Work to be completed
Return all entries below exactly. Skip nothing.

=== Section Start ===

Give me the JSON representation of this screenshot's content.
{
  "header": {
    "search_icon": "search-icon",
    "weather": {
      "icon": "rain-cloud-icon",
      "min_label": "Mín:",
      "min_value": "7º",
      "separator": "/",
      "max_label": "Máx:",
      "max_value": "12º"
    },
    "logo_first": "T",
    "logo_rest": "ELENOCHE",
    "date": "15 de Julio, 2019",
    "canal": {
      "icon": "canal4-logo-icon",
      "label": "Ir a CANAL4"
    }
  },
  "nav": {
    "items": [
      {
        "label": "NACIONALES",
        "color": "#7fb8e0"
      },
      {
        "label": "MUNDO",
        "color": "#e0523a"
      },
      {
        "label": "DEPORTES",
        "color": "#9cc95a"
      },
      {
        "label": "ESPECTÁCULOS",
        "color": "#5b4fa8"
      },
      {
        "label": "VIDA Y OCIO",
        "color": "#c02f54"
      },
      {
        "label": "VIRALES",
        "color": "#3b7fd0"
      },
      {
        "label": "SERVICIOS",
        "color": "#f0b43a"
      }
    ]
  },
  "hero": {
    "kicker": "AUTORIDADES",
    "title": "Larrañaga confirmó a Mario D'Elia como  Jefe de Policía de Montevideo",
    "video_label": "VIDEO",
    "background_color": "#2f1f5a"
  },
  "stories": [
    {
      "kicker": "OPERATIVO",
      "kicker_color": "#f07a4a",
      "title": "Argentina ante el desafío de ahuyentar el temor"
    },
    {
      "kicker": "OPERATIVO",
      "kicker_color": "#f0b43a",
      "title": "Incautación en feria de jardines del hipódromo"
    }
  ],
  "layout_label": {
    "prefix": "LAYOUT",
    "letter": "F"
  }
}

=== Section End ===

Your response
Give me the JSON representation of this screenshot's content.
{
  "header": {
    "search_icon": "search-icon",
    "weather": {
      "icon": "rain-cloud-icon",
      "min_label": "Mín:",
      "min_value": "7º",
      "separator": "/",
      "max_label": "Máx:",
      "max_value": "12º"
    },
    "logo_first": "T",
    "logo_rest": "ELENOCHE",
    "date": "15 de Julio, 2019",
    "canal": {
      "icon": "canal4-logo-icon",
      "label": "Ir a CANAL4"
    }
  },
  "nav": {
    "items": [
      {
        "label": "NACIONALES",
        "color": "#7fb8e0"
      },
      {
        "label": "MUNDO",
        "color": "#e0523a"
      },
      {
        "label": "DEPORTES",
        "color": "#9cc95a"
      },
      {
        "label": "ESPECTÁCULOS",
        "color": "#5b4fa8"
      },
      {
        "label": "VIDA Y OCIO",
        "color": "#c02f54"
      },
      {
        "label": "VIRALES",
        "color": "#3b7fd0"
      },
      {
        "label": "SERVICIOS",
        "color": "#f0b43a"
      }
    ]
  },
  "hero": {
    "kicker": "AUTORIDADES",
    "title": "Larrañaga confirmó a Mario D'Elia como  Jefe de Policía de Montevideo",
    "video_label": "VIDEO",
    "background_color": "#2f1f5a"
  },
  "stories": [
    {
      "kicker": "OPERATIVO",
      "kicker_color": "#f07a4a",
      "title": "Argentina ante el desafío de ahuyentar el temor"
    },
    {
      "kicker": "OPERATIVO",
      "kicker_color": "#f0b43a",
      "title": "Incautación en feria de jardines del hipódromo"
    }
  ],
  "layout_label": {
    "prefix": "LAYOUT",
    "letter": "F"
  }
}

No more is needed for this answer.